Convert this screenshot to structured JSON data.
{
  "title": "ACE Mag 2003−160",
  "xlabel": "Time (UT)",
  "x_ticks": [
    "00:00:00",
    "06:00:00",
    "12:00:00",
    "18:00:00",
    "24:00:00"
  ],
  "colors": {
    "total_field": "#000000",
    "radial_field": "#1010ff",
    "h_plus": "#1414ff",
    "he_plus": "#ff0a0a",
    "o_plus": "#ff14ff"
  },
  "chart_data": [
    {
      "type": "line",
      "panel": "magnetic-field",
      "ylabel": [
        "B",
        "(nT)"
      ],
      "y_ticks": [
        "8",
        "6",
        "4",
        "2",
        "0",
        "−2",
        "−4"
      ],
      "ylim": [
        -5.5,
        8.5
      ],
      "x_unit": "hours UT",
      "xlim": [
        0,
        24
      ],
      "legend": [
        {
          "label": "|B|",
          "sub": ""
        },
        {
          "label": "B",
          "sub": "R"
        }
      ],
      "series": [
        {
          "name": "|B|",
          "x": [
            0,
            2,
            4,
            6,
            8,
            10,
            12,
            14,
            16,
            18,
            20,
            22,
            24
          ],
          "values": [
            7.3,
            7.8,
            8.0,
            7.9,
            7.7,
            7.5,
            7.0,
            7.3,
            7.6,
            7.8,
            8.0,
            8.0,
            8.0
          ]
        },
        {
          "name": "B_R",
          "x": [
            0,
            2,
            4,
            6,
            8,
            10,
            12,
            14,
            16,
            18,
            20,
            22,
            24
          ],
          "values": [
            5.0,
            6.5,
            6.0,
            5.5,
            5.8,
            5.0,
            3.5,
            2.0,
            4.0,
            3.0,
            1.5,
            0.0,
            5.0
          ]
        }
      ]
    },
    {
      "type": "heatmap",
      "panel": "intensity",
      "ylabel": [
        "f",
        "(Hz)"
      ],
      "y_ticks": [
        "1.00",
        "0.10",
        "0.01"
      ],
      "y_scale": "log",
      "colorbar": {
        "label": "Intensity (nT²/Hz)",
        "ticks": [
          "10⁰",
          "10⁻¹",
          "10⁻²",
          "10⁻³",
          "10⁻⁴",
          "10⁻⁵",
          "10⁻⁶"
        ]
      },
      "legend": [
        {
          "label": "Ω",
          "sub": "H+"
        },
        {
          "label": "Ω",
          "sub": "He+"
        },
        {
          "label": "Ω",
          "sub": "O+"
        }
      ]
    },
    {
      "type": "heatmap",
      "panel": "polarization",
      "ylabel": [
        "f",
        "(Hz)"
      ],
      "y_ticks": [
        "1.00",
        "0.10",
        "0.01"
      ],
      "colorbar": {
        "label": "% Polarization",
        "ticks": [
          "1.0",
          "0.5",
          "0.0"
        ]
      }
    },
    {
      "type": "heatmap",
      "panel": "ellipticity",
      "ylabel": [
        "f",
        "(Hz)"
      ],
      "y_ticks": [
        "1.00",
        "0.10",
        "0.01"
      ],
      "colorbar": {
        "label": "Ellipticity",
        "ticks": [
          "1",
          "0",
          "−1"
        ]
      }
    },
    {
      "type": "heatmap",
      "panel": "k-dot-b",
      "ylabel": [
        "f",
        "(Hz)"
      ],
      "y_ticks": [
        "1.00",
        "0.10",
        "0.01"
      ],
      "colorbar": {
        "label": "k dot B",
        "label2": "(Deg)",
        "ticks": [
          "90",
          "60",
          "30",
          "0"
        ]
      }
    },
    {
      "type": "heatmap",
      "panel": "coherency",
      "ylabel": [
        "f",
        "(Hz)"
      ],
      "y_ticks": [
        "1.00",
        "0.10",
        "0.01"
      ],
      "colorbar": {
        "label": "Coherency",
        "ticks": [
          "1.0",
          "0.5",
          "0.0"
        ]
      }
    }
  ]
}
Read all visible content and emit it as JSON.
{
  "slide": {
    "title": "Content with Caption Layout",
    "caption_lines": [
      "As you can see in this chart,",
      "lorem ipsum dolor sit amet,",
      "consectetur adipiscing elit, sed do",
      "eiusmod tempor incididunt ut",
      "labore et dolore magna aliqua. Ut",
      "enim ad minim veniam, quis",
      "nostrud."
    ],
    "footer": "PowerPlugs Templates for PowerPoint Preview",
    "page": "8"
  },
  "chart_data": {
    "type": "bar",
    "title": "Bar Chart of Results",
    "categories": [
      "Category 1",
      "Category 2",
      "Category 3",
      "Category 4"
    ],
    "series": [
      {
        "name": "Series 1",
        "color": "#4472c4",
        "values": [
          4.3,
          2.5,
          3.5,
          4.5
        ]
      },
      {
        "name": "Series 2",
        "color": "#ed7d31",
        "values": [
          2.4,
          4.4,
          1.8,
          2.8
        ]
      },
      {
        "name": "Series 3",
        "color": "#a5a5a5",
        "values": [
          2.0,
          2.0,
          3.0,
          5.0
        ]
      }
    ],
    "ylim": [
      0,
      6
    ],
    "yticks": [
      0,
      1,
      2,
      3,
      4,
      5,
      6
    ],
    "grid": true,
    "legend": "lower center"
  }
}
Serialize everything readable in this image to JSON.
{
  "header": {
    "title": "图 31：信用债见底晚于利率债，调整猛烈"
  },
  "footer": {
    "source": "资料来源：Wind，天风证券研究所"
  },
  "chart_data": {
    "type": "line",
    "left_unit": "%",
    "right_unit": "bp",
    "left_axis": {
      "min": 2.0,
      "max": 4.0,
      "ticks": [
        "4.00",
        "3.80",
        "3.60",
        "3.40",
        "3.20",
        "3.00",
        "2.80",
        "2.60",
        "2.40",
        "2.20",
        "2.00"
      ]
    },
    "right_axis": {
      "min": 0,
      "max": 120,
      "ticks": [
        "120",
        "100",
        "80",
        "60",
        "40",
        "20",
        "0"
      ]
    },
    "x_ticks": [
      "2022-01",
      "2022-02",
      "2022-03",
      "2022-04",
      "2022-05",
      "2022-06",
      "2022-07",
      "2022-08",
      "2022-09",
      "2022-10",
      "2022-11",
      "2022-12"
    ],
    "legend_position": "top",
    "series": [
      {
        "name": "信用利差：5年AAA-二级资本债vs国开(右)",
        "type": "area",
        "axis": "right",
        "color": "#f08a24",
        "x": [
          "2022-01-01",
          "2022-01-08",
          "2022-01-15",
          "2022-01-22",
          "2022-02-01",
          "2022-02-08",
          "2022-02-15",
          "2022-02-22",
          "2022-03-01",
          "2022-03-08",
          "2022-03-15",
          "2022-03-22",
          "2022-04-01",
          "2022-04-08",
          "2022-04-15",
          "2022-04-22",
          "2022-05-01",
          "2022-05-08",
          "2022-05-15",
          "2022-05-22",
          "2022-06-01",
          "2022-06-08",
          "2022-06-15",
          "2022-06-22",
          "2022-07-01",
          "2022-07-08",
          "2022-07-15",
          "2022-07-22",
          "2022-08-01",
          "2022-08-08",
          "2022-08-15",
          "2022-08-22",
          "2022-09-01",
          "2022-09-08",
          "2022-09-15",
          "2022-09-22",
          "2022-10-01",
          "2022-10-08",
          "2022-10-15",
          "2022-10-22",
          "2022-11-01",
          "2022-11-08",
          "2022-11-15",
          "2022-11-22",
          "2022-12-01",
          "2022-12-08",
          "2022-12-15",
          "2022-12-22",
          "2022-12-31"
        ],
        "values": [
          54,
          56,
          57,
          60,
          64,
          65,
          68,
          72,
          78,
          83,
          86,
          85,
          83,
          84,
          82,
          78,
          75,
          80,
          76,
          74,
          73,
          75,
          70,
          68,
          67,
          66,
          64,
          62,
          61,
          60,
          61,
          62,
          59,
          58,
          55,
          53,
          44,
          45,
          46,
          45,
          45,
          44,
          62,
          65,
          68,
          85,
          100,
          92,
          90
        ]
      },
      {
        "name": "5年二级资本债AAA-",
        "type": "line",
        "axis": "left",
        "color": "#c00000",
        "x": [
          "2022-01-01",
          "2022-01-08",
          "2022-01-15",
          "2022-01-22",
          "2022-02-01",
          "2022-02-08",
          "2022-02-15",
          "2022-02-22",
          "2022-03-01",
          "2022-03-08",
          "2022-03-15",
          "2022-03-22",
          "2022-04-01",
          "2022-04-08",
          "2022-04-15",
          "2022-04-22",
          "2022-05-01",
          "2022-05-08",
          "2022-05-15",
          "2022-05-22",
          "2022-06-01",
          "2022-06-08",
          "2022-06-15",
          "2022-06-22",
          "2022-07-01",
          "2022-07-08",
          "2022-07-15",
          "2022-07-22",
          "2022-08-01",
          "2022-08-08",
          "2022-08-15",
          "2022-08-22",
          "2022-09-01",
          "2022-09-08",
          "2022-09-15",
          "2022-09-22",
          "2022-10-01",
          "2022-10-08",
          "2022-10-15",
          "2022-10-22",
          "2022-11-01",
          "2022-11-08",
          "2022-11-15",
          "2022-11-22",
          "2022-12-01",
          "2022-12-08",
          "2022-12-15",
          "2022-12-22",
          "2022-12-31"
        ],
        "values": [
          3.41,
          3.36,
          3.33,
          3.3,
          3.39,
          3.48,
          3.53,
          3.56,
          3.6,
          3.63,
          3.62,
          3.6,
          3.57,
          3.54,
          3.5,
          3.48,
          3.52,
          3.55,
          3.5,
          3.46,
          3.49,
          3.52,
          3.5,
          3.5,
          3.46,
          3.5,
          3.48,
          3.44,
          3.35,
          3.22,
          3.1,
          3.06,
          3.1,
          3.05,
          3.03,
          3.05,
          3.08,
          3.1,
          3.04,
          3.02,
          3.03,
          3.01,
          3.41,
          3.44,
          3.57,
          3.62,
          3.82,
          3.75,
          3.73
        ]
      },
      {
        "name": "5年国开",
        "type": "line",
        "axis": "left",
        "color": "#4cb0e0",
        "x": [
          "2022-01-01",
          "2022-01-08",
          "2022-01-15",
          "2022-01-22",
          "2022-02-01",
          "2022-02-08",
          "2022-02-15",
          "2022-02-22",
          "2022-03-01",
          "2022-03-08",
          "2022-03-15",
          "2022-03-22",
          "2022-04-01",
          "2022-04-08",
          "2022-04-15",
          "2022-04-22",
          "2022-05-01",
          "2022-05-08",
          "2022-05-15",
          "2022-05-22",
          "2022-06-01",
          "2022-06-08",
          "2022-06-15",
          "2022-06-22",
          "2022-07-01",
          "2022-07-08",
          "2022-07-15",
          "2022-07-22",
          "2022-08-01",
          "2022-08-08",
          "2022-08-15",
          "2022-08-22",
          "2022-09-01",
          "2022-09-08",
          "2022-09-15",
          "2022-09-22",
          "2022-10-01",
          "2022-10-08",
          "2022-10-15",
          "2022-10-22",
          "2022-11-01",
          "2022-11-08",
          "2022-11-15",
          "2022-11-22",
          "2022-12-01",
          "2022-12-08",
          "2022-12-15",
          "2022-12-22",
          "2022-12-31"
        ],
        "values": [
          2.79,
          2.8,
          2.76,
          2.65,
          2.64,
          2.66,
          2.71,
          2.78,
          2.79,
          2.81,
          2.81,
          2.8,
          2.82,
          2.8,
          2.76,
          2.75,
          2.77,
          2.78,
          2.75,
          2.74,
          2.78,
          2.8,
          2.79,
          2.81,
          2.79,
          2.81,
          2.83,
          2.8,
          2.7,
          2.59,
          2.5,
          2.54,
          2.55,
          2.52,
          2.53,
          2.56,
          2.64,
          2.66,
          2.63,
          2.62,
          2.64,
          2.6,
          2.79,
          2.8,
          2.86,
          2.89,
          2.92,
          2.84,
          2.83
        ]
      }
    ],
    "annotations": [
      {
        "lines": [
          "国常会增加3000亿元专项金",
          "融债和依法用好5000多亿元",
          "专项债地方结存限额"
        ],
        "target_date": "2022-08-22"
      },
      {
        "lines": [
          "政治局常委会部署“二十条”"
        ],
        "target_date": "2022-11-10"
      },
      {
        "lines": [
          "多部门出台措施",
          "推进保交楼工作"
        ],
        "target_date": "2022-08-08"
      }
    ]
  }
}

* * * * * * *

*Problem details*:
State the number of lines in the records that contain the string "footer", and nothing more.

*Final result*:
2